For the copy, please give all of the data again exactly and leave the pictures out.

== Entries shown

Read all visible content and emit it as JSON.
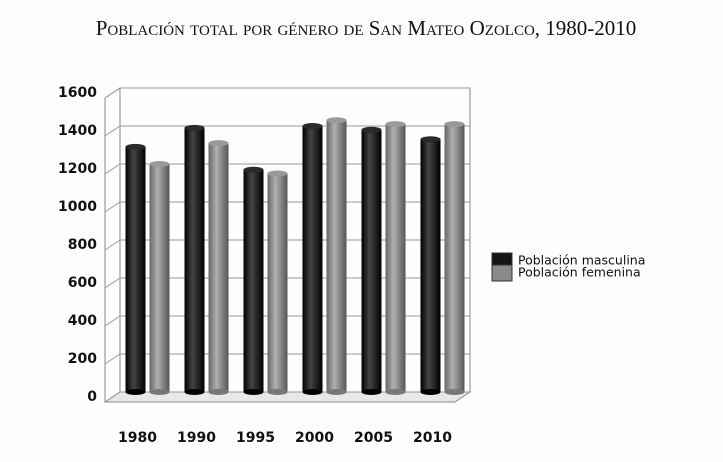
{
  "chart_data": {
    "type": "bar",
    "title": "Población total por género de San Mateo Ozolco, 1980-2010",
    "categories": [
      "1980",
      "1990",
      "1995",
      "2000",
      "2005",
      "2010"
    ],
    "series": [
      {
        "name": "Población masculina",
        "color": "#151515",
        "values": [
          1290,
          1390,
          1170,
          1400,
          1380,
          1330
        ]
      },
      {
        "name": "Población femenina",
        "color": "#8a8a8a",
        "values": [
          1200,
          1310,
          1150,
          1430,
          1410,
          1410
        ]
      }
    ],
    "ylim": [
      0,
      1600
    ],
    "yticks": [
      0,
      200,
      400,
      600,
      800,
      1000,
      1200,
      1400,
      1600
    ],
    "grid": true,
    "legend": "right"
  }
}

====

Result.
Read all visible content and emit it as JSON.
{
  "chart_data": {
    "type": "bar",
    "title": "Población total por género de San Mateo Ozolco, 1980-2010",
    "categories": [
      "1980",
      "1990",
      "1995",
      "2000",
      "2005",
      "2010"
    ],
    "series": [
      {
        "name": "Población masculina",
        "color": "#151515",
        "values": [
          1290,
          1390,
          1170,
          1400,
          1380,
          1330
        ]
      },
      {
        "name": "Población femenina",
        "color": "#8a8a8a",
        "values": [
          1200,
          1310,
          1150,
          1430,
          1410,
          1410
        ]
      }
    ],
    "ylim": [
      0,
      1600
    ],
    "yticks": [
      0,
      200,
      400,
      600,
      800,
      1000,
      1200,
      1400,
      1600
    ],
    "grid": true,
    "legend": "right"
  }
}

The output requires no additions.